>> begin DATA SHOWN
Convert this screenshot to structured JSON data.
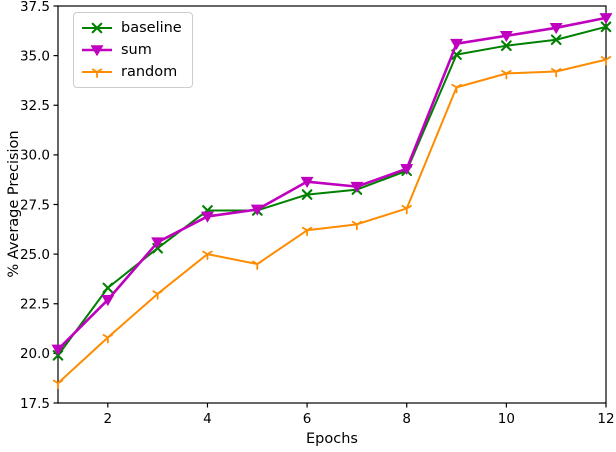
{
  "chart_data": {
    "type": "line",
    "title": "",
    "xlabel": "Epochs",
    "ylabel": "% Average Precision",
    "xlim": [
      1,
      12
    ],
    "ylim": [
      17.5,
      37.5
    ],
    "xticks": [
      2,
      4,
      6,
      8,
      10,
      12
    ],
    "yticks": [
      17.5,
      20.0,
      22.5,
      25.0,
      27.5,
      30.0,
      32.5,
      35.0,
      37.5
    ],
    "grid": false,
    "legend_position": "upper-left",
    "x": [
      1,
      2,
      3,
      4,
      5,
      6,
      7,
      8,
      9,
      10,
      11,
      12
    ],
    "series": [
      {
        "name": "baseline",
        "color": "#008000",
        "marker": "x",
        "line_width": 2,
        "values": [
          19.9,
          23.3,
          25.3,
          27.2,
          27.2,
          28.0,
          28.25,
          29.2,
          35.05,
          35.5,
          35.8,
          36.45
        ]
      },
      {
        "name": "sum",
        "color": "#bf00bf",
        "marker": "triangle-down",
        "line_width": 2.6,
        "values": [
          20.2,
          22.7,
          25.6,
          26.9,
          27.25,
          28.65,
          28.4,
          29.3,
          35.6,
          36.0,
          36.4,
          36.9
        ]
      },
      {
        "name": "random",
        "color": "#ff8c00",
        "marker": "tri-down",
        "line_width": 2,
        "values": [
          18.5,
          20.8,
          23.0,
          25.0,
          24.5,
          26.2,
          26.5,
          27.3,
          33.4,
          34.1,
          34.2,
          34.8
        ]
      }
    ]
  }
}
>> end DATA SHOWN
> [STATED TASK] Return all the lines that contain the string "color".

> [RESPONSE FOR THIS EXERCISE]
        "color": "#008000",
        "color": "#bf00bf",
        "color": "#ff8c00",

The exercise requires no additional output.